_EXERCISE_. Your task is to copy every line of the entries that contains "durch".

++++ LISTED RECORDS

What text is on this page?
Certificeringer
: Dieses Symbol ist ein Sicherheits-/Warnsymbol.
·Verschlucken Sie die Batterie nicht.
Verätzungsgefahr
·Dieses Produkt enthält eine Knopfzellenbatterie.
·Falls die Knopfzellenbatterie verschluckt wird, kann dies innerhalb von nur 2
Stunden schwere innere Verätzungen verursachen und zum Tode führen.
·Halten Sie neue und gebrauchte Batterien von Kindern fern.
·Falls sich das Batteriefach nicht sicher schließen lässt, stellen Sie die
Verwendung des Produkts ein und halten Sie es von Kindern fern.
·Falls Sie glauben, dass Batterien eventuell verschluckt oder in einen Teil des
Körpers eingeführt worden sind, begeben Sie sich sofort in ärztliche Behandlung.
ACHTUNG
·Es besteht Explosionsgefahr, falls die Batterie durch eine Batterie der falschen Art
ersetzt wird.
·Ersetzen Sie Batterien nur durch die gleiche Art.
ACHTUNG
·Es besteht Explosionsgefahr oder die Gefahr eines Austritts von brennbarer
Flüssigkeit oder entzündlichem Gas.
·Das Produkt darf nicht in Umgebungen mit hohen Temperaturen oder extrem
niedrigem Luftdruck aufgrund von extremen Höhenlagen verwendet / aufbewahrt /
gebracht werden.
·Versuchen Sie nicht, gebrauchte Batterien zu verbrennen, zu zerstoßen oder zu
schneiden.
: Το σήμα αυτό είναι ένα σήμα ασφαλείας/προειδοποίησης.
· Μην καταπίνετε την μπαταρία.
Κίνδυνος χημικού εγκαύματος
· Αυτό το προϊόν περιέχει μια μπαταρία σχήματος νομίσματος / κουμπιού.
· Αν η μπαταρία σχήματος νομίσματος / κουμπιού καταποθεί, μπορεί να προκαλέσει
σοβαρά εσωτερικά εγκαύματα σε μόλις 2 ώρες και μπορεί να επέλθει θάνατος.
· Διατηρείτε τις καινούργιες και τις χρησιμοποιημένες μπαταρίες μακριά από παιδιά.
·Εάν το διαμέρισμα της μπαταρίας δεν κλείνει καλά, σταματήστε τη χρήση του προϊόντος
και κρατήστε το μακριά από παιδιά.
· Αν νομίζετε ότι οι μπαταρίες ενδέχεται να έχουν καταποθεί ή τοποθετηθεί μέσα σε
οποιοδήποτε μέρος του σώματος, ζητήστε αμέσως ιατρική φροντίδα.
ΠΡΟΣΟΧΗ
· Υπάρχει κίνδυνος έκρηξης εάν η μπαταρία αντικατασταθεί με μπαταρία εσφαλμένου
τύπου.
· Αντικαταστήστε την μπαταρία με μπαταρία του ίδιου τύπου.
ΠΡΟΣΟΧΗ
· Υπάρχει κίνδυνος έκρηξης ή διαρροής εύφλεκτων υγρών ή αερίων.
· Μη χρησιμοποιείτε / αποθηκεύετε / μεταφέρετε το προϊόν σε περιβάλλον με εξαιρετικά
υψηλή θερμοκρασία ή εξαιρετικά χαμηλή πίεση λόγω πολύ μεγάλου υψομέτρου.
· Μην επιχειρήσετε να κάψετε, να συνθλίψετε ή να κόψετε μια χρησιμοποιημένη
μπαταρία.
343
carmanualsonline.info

++++++++

_OUTPUT OF THE TASK_.
·Es besteht Explosionsgefahr, falls die Batterie durch eine Batterie der falschen Art
·Ersetzen Sie Batterien nur durch die gleiche Art.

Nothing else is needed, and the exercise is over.